● **EXERCISE**
Below are records to transcribe exactly, without their pictures.

[Data excerpts]
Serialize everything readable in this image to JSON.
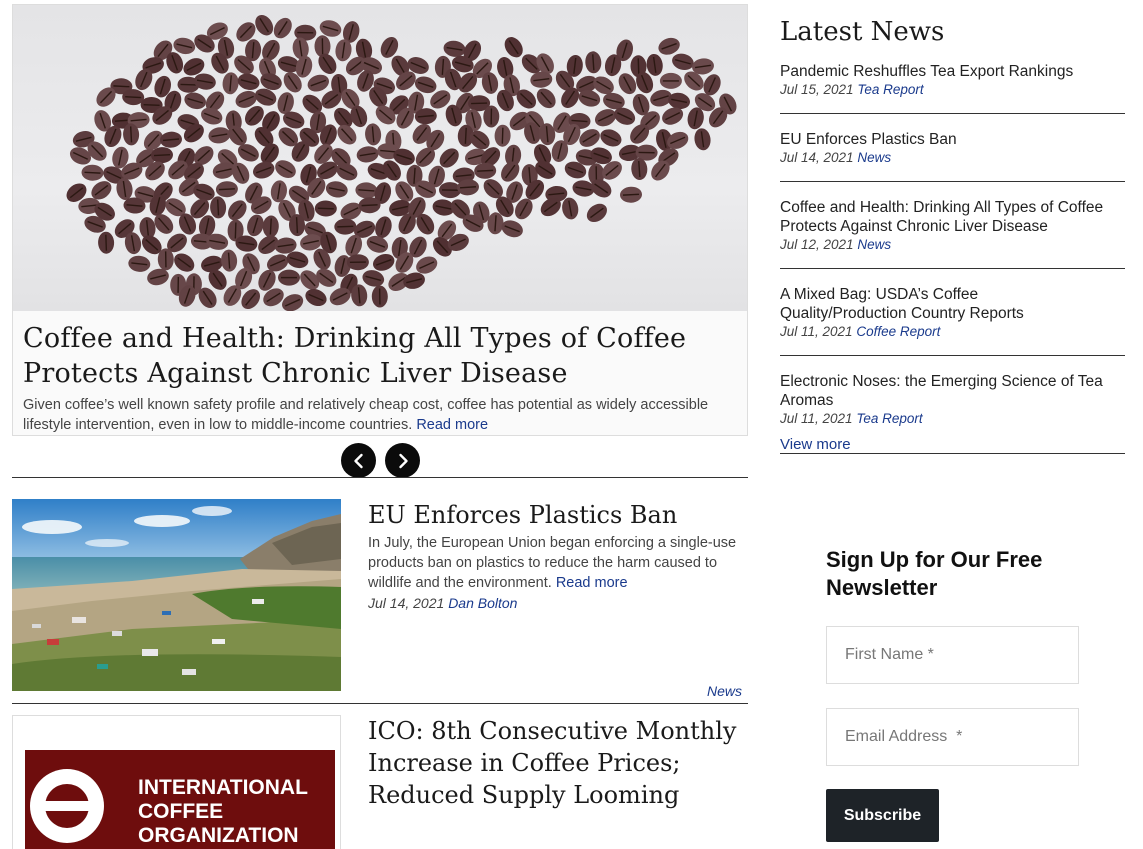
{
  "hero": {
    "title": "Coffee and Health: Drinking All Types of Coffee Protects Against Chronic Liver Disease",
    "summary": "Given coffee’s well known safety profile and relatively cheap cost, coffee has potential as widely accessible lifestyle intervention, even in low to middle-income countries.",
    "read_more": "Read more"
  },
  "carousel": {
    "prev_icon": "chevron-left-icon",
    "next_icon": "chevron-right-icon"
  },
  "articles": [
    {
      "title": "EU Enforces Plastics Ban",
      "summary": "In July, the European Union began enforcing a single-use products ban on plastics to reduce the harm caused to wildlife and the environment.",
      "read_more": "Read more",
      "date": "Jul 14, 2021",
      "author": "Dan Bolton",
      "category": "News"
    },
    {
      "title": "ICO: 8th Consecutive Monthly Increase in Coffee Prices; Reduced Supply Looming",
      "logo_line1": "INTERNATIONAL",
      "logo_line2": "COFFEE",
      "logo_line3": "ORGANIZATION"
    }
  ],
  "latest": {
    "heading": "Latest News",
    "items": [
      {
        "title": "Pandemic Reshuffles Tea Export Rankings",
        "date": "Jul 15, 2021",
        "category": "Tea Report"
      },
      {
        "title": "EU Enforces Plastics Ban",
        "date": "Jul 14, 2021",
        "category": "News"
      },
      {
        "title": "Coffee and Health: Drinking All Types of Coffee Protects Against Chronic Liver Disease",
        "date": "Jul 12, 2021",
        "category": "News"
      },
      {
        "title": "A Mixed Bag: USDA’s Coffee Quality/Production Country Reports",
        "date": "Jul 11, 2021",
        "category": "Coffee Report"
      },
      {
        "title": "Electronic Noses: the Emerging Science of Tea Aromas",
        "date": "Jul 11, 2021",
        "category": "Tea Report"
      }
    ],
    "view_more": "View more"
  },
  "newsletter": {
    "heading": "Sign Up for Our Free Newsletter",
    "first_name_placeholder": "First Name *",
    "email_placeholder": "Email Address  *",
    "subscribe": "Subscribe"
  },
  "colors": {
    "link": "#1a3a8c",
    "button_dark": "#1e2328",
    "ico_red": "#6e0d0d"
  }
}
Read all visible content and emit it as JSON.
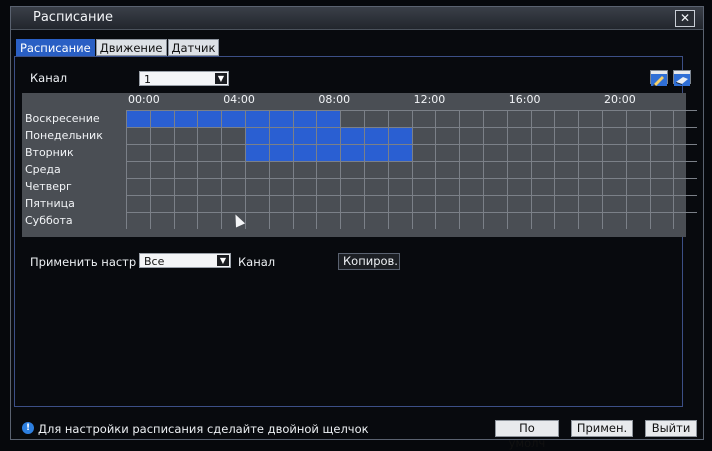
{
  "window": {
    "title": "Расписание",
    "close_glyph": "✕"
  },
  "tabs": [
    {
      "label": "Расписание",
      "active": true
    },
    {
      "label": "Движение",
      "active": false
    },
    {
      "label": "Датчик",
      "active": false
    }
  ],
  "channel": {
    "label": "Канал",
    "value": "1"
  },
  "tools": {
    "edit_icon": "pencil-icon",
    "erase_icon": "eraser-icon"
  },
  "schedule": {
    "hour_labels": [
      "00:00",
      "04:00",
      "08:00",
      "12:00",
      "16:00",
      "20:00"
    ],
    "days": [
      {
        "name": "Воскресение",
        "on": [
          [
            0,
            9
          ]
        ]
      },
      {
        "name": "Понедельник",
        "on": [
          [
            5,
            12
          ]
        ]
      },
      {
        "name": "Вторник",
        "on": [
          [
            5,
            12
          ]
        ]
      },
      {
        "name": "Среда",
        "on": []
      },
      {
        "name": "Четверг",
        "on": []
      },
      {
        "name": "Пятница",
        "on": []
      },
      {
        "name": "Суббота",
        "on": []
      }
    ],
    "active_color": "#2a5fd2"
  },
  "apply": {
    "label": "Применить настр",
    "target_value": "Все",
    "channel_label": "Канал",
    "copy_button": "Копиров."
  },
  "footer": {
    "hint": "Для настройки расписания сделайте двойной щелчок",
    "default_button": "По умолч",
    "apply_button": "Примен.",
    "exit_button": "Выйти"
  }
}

● **COMPLETE OUTPUT**
Serialize everything readable in this image to JSON.
{
  "hero": {
    "title": "Coffee and Health: Drinking All Types of Coffee Protects Against Chronic Liver Disease",
    "summary": "Given coffee’s well known safety profile and relatively cheap cost, coffee has potential as widely accessible lifestyle intervention, even in low to middle-income countries.",
    "read_more": "Read more"
  },
  "carousel": {
    "prev_icon": "chevron-left-icon",
    "next_icon": "chevron-right-icon"
  },
  "articles": [
    {
      "title": "EU Enforces Plastics Ban",
      "summary": "In July, the European Union began enforcing a single-use products ban on plastics to reduce the harm caused to wildlife and the environment.",
      "read_more": "Read more",
      "date": "Jul 14, 2021",
      "author": "Dan Bolton",
      "category": "News"
    },
    {
      "title": "ICO: 8th Consecutive Monthly Increase in Coffee Prices; Reduced Supply Looming",
      "logo_line1": "INTERNATIONAL",
      "logo_line2": "COFFEE",
      "logo_line3": "ORGANIZATION"
    }
  ],
  "latest": {
    "heading": "Latest News",
    "items": [
      {
        "title": "Pandemic Reshuffles Tea Export Rankings",
        "date": "Jul 15, 2021",
        "category": "Tea Report"
      },
      {
        "title": "EU Enforces Plastics Ban",
        "date": "Jul 14, 2021",
        "category": "News"
      },
      {
        "title": "Coffee and Health: Drinking All Types of Coffee Protects Against Chronic Liver Disease",
        "date": "Jul 12, 2021",
        "category": "News"
      },
      {
        "title": "A Mixed Bag: USDA’s Coffee Quality/Production Country Reports",
        "date": "Jul 11, 2021",
        "category": "Coffee Report"
      },
      {
        "title": "Electronic Noses: the Emerging Science of Tea Aromas",
        "date": "Jul 11, 2021",
        "category": "Tea Report"
      }
    ],
    "view_more": "View more"
  },
  "newsletter": {
    "heading": "Sign Up for Our Free Newsletter",
    "first_name_placeholder": "First Name *",
    "email_placeholder": "Email Address  *",
    "subscribe": "Subscribe"
  },
  "colors": {
    "link": "#1a3a8c",
    "button_dark": "#1e2328",
    "ico_red": "#6e0d0d"
  }
}
Read all visible content and emit it as JSON.
{
  "window": {
    "title": "Расписание",
    "close_glyph": "✕"
  },
  "tabs": [
    {
      "label": "Расписание",
      "active": true
    },
    {
      "label": "Движение",
      "active": false
    },
    {
      "label": "Датчик",
      "active": false
    }
  ],
  "channel": {
    "label": "Канал",
    "value": "1"
  },
  "tools": {
    "edit_icon": "pencil-icon",
    "erase_icon": "eraser-icon"
  },
  "schedule": {
    "hour_labels": [
      "00:00",
      "04:00",
      "08:00",
      "12:00",
      "16:00",
      "20:00"
    ],
    "days": [
      {
        "name": "Воскресение",
        "on": [
          [
            0,
            9
          ]
        ]
      },
      {
        "name": "Понедельник",
        "on": [
          [
            5,
            12
          ]
        ]
      },
      {
        "name": "Вторник",
        "on": [
          [
            5,
            12
          ]
        ]
      },
      {
        "name": "Среда",
        "on": []
      },
      {
        "name": "Четверг",
        "on": []
      },
      {
        "name": "Пятница",
        "on": []
      },
      {
        "name": "Суббота",
        "on": []
      }
    ],
    "active_color": "#2a5fd2"
  },
  "apply": {
    "label": "Применить настр",
    "target_value": "Все",
    "channel_label": "Канал",
    "copy_button": "Копиров."
  },
  "footer": {
    "hint": "Для настройки расписания сделайте двойной щелчок",
    "default_button": "По умолч",
    "apply_button": "Примен.",
    "exit_button": "Выйти"
  }
}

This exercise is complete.